(Some records)
....

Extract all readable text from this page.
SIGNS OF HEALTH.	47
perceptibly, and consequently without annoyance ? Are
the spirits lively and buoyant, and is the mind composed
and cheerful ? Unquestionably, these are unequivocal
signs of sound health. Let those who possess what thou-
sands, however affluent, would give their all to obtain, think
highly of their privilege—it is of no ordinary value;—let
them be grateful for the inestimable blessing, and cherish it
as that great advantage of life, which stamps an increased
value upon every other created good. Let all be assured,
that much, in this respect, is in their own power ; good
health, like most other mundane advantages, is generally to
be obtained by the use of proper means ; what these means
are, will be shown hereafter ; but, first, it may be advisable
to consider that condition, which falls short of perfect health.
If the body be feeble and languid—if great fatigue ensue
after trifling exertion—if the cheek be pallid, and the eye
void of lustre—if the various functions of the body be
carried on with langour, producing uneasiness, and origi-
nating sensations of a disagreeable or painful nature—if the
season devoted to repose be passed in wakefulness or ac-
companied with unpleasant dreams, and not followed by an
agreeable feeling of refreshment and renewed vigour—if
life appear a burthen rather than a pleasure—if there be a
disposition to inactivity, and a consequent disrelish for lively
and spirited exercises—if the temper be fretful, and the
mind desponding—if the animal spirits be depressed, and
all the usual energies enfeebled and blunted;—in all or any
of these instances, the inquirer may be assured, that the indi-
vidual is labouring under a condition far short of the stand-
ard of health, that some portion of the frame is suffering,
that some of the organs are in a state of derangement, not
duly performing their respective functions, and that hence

....

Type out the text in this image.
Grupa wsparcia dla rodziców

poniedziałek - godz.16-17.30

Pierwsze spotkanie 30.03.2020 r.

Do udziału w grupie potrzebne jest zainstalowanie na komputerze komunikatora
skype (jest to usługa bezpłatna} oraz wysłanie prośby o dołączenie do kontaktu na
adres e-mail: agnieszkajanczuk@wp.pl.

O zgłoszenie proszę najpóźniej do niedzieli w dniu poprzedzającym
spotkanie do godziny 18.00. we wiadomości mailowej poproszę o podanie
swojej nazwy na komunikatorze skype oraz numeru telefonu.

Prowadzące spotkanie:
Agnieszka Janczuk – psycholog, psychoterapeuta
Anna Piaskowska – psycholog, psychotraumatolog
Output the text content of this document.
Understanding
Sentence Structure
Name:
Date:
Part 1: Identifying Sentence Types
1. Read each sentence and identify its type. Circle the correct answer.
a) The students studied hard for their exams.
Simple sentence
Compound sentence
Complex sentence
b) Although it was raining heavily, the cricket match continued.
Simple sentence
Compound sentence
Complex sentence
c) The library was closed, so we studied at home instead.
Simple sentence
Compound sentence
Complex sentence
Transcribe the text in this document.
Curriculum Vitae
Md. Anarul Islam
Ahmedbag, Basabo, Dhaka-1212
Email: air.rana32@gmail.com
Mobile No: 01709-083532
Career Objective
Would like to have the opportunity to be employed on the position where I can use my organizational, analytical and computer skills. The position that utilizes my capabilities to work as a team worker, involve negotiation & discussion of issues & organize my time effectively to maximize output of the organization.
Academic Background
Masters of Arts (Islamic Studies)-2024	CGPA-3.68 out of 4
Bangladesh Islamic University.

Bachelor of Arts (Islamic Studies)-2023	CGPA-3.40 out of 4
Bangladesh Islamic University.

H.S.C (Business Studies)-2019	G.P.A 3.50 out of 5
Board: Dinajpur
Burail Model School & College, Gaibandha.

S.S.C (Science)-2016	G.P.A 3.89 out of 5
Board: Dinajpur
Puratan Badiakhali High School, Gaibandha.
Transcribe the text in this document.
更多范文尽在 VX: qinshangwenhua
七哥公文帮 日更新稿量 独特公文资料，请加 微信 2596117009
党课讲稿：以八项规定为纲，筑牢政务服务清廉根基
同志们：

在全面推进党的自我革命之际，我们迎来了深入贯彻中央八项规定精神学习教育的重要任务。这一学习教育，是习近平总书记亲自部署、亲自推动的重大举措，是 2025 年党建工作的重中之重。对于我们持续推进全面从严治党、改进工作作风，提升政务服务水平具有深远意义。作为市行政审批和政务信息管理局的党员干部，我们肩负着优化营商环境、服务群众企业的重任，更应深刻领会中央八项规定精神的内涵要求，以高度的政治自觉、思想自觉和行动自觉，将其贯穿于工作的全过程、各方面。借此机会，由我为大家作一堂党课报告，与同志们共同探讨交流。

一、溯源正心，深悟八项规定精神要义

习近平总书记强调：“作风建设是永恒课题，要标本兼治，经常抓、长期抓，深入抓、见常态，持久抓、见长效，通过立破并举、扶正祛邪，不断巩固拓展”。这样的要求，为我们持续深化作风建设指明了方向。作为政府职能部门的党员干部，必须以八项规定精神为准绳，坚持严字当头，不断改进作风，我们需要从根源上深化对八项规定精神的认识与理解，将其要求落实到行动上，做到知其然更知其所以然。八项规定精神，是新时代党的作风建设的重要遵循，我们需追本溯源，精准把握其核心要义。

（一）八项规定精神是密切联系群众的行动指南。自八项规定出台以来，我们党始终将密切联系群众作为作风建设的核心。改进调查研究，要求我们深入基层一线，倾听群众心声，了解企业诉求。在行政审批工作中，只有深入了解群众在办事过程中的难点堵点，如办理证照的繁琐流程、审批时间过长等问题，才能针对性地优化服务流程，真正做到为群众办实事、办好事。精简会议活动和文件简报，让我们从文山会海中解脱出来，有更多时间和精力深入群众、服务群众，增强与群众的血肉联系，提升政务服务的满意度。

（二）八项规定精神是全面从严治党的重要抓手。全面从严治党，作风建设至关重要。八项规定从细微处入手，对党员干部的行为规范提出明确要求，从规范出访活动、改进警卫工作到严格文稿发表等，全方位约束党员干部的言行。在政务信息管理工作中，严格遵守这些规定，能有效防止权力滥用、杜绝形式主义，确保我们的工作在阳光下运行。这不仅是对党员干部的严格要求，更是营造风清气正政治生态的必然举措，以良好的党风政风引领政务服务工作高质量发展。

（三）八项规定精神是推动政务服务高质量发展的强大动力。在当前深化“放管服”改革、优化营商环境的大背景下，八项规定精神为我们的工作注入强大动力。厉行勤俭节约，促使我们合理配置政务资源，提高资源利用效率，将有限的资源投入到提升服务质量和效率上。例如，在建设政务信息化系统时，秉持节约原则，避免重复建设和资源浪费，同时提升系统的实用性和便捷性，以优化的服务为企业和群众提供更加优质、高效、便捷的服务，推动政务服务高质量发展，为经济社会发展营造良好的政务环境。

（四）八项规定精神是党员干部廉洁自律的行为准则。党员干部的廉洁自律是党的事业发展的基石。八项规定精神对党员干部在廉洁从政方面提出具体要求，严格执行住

....

:: Objective ::
Read the data above. Pull out each line in which the string "this" appears.

:: Solution ::
Extract all readable text from this page.
that much, in this respect, is in their own power ; good
Type out the text in this image.
Output the text content of this document.
Transcribe the text in this document.
Transcribe the text in this document.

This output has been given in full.